To do – Rewrite the listing below as a numbered list, leaving out any blank lines.
_____
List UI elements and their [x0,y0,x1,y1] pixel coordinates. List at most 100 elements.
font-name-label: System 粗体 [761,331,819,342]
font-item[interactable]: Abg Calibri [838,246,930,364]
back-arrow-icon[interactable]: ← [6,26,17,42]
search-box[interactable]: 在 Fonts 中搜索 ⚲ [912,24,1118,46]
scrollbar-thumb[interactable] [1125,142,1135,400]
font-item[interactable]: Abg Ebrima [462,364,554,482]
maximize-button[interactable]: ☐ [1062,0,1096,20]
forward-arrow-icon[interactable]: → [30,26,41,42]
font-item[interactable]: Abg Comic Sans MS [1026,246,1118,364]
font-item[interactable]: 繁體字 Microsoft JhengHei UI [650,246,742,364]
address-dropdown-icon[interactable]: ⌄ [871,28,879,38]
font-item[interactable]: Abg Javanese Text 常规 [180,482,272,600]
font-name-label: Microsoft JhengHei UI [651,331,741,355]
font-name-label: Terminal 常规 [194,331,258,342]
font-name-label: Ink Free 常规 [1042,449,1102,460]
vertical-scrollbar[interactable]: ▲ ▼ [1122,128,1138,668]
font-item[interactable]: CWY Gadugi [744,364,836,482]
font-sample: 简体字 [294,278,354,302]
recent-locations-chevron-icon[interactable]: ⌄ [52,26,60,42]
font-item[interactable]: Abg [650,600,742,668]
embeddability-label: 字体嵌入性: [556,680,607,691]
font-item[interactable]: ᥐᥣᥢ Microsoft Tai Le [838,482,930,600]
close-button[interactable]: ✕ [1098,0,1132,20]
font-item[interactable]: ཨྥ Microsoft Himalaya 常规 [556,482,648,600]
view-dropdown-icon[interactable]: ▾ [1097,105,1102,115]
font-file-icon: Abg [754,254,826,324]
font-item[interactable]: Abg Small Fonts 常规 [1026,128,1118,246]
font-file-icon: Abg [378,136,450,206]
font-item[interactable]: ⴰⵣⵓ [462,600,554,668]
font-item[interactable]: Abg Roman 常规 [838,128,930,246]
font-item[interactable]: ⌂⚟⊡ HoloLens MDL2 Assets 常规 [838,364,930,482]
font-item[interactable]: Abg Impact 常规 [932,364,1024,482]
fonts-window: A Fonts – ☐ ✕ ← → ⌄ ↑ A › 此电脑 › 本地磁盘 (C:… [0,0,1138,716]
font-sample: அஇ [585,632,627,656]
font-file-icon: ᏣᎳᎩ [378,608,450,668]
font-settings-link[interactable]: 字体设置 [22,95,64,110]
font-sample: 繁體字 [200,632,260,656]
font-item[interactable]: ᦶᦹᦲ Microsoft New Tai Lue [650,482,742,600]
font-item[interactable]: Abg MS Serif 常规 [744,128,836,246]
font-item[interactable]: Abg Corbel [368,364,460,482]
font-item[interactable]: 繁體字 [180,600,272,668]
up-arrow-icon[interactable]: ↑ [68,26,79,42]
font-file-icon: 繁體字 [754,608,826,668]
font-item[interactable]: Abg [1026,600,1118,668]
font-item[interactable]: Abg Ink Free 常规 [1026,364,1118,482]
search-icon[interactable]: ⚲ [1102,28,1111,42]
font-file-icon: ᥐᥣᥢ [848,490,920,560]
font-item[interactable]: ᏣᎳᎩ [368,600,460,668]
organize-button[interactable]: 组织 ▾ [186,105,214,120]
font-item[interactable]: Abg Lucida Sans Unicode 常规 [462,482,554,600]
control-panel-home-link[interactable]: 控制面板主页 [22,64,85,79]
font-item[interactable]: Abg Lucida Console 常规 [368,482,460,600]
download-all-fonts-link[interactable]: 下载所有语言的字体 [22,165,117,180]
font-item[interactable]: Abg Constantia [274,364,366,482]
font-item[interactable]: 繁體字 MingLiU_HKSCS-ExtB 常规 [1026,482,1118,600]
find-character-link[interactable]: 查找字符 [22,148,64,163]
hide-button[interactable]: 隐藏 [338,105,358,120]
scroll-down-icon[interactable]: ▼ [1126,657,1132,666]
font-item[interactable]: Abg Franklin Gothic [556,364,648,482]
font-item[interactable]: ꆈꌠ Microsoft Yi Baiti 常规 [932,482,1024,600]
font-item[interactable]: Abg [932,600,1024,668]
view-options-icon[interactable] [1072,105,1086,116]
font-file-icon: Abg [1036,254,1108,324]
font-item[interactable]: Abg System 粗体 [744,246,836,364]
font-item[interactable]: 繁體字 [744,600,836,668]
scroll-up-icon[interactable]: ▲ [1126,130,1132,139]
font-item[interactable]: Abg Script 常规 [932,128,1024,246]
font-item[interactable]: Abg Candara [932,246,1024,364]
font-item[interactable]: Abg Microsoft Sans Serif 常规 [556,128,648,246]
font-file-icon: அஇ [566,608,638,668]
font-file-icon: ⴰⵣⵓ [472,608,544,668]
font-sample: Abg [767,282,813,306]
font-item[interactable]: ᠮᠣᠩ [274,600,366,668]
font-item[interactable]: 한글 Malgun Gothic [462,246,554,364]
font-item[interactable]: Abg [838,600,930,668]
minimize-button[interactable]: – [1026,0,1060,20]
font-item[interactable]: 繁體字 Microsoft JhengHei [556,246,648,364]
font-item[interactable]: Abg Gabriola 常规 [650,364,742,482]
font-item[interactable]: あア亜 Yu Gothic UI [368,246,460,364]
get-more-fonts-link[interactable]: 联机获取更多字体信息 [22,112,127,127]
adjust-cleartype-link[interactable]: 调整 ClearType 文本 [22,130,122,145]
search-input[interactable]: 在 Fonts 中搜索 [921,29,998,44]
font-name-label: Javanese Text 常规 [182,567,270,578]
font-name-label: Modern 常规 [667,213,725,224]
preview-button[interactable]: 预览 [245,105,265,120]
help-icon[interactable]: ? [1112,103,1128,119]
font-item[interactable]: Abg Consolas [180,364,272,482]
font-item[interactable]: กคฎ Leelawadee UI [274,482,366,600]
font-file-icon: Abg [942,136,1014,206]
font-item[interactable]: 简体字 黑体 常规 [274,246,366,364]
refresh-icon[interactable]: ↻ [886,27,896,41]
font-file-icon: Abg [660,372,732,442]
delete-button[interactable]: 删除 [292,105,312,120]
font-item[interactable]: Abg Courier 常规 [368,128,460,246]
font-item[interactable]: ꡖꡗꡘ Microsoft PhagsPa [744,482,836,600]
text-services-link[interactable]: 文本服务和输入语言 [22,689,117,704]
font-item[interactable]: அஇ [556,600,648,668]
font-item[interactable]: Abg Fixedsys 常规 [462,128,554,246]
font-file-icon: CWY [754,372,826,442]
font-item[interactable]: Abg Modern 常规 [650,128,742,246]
_____
Task response –
1. List UI elements and their [x0,y0,x1,y1] pixel coordinates. List at most 100 elements.
2. font-name-label: System 粗体 [761,331,819,342]
3. font-item[interactable]: Abg Calibri [838,246,930,364]
4. back-arrow-icon[interactable]: ← [6,26,17,42]
5. search-box[interactable]: 在 Fonts 中搜索 ⚲ [912,24,1118,46]
6. scrollbar-thumb[interactable] [1125,142,1135,400]
7. font-item[interactable]: Abg Ebrima [462,364,554,482]
8. maximize-button[interactable]: ☐ [1062,0,1096,20]
9. forward-arrow-icon[interactable]: → [30,26,41,42]
10. font-item[interactable]: Abg Comic Sans MS [1026,246,1118,364]
11. font-item[interactable]: 繁體字 Microsoft JhengHei UI [650,246,742,364]
12. address-dropdown-icon[interactable]: ⌄ [871,28,879,38]
13. font-item[interactable]: Abg Javanese Text 常规 [180,482,272,600]
14. font-name-label: Microsoft JhengHei UI [651,331,741,355]
15. font-name-label: Terminal 常规 [194,331,258,342]
16. font-name-label: Ink Free 常规 [1042,449,1102,460]
17. vertical-scrollbar[interactable]: ▲ ▼ [1122,128,1138,668]
18. font-item[interactable]: CWY Gadugi [744,364,836,482]
19. font-sample: 简体字 [294,278,354,302]
20. recent-locations-chevron-icon[interactable]: ⌄ [52,26,60,42]
21. font-item[interactable]: Abg [650,600,742,668]
22. embeddability-label: 字体嵌入性: [556,680,607,691]
23. font-item[interactable]: ᥐᥣᥢ Microsoft Tai Le [838,482,930,600]
24. close-button[interactable]: ✕ [1098,0,1132,20]
25. font-item[interactable]: ཨྥ Microsoft Himalaya 常规 [556,482,648,600]
26. view-dropdown-icon[interactable]: ▾ [1097,105,1102,115]
27. font-file-icon: Abg [754,254,826,324]
28. font-item[interactable]: Abg Small Fonts 常规 [1026,128,1118,246]
29. font-file-icon: Abg [378,136,450,206]
30. font-item[interactable]: ⴰⵣⵓ [462,600,554,668]
31. font-item[interactable]: Abg Roman 常规 [838,128,930,246]
32. font-item[interactable]: ⌂⚟⊡ HoloLens MDL2 Assets 常规 [838,364,930,482]
33. font-item[interactable]: Abg Impact 常规 [932,364,1024,482]
34. fonts-window: A Fonts – ☐ ✕ ← → ⌄ ↑ A › 此电脑 › 本地磁盘 (C:… [0,0,1138,716]
35. font-sample: அஇ [585,632,627,656]
36. font-file-icon: ᏣᎳᎩ [378,608,450,668]
37. font-settings-link[interactable]: 字体设置 [22,95,64,110]
38. font-sample: 繁體字 [200,632,260,656]
39. font-item[interactable]: ᦶᦹᦲ Microsoft New Tai Lue [650,482,742,600]
40. font-item[interactable]: Abg MS Serif 常规 [744,128,836,246]
41. font-item[interactable]: Abg Corbel [368,364,460,482]
42. font-item[interactable]: 繁體字 [180,600,272,668]
43. up-arrow-icon[interactable]: ↑ [68,26,79,42]
44. font-file-icon: 繁體字 [754,608,826,668]
45. font-item[interactable]: Abg [1026,600,1118,668]
46. font-item[interactable]: Abg Ink Free 常规 [1026,364,1118,482]
47. search-icon[interactable]: ⚲ [1102,28,1111,42]
48. font-file-icon: ᥐᥣᥢ [848,490,920,560]
49. font-item[interactable]: ᏣᎳᎩ [368,600,460,668]
50. organize-button[interactable]: 组织 ▾ [186,105,214,120]
51. font-item[interactable]: Abg Lucida Sans Unicode 常规 [462,482,554,600]
52. control-panel-home-link[interactable]: 控制面板主页 [22,64,85,79]
53. font-item[interactable]: Abg Lucida Console 常规 [368,482,460,600]
54. download-all-fonts-link[interactable]: 下载所有语言的字体 [22,165,117,180]
55. font-item[interactable]: Abg Constantia [274,364,366,482]
56. font-item[interactable]: 繁體字 MingLiU_HKSCS-ExtB 常规 [1026,482,1118,600]
57. find-character-link[interactable]: 查找字符 [22,148,64,163]
58. hide-button[interactable]: 隐藏 [338,105,358,120]
59. scroll-down-icon[interactable]: ▼ [1126,657,1132,666]
60. font-item[interactable]: Abg Franklin Gothic [556,364,648,482]
61. font-item[interactable]: ꆈꌠ Microsoft Yi Baiti 常规 [932,482,1024,600]
62. font-item[interactable]: Abg [932,600,1024,668]
63. view-options-icon[interactable] [1072,105,1086,116]
64. font-file-icon: Abg [1036,254,1108,324]
65. font-item[interactable]: Abg System 粗体 [744,246,836,364]
66. font-item[interactable]: 繁體字 [744,600,836,668]
67. scroll-up-icon[interactable]: ▲ [1126,130,1132,139]
68. font-item[interactable]: Abg Script 常规 [932,128,1024,246]
69. font-item[interactable]: Abg Candara [932,246,1024,364]
70. font-item[interactable]: Abg Microsoft Sans Serif 常规 [556,128,648,246]
71. font-file-icon: அஇ [566,608,638,668]
72. font-file-icon: ⴰⵣⵓ [472,608,544,668]
73. font-sample: Abg [767,282,813,306]
74. font-item[interactable]: ᠮᠣᠩ [274,600,366,668]
75. font-item[interactable]: 한글 Malgun Gothic [462,246,554,364]
76. font-item[interactable]: Abg [838,600,930,668]
77. minimize-button[interactable]: – [1026,0,1060,20]
78. font-item[interactable]: 繁體字 Microsoft JhengHei [556,246,648,364]
79. font-item[interactable]: Abg Gabriola 常规 [650,364,742,482]
80. font-item[interactable]: あア亜 Yu Gothic UI [368,246,460,364]
81. get-more-fonts-link[interactable]: 联机获取更多字体信息 [22,112,127,127]
82. adjust-cleartype-link[interactable]: 调整 ClearType 文本 [22,130,122,145]
83. search-input[interactable]: 在 Fonts 中搜索 [921,29,998,44]
84. font-name-label: Javanese Text 常规 [182,567,270,578]
85. font-name-label: Modern 常规 [667,213,725,224]
86. preview-button[interactable]: 预览 [245,105,265,120]
87. help-icon[interactable]: ? [1112,103,1128,119]
88. font-item[interactable]: Abg Consolas [180,364,272,482]
89. font-item[interactable]: กคฎ Leelawadee UI [274,482,366,600]
90. font-file-icon: Abg [942,136,1014,206]
91. font-item[interactable]: 简体字 黑体 常规 [274,246,366,364]
92. refresh-icon[interactable]: ↻ [886,27,896,41]
93. font-file-icon: Abg [660,372,732,442]
94. delete-button[interactable]: 删除 [292,105,312,120]
95. font-item[interactable]: Abg Courier 常规 [368,128,460,246]
96. font-item[interactable]: ꡖꡗꡘ Microsoft PhagsPa [744,482,836,600]
97. text-services-link[interactable]: 文本服务和输入语言 [22,689,117,704]
98. font-item[interactable]: அஇ [556,600,648,668]
99. font-item[interactable]: Abg Fixedsys 常规 [462,128,554,246]
100. font-file-icon: CWY [754,372,826,442]
101. font-item[interactable]: Abg Modern 常规 [650,128,742,246]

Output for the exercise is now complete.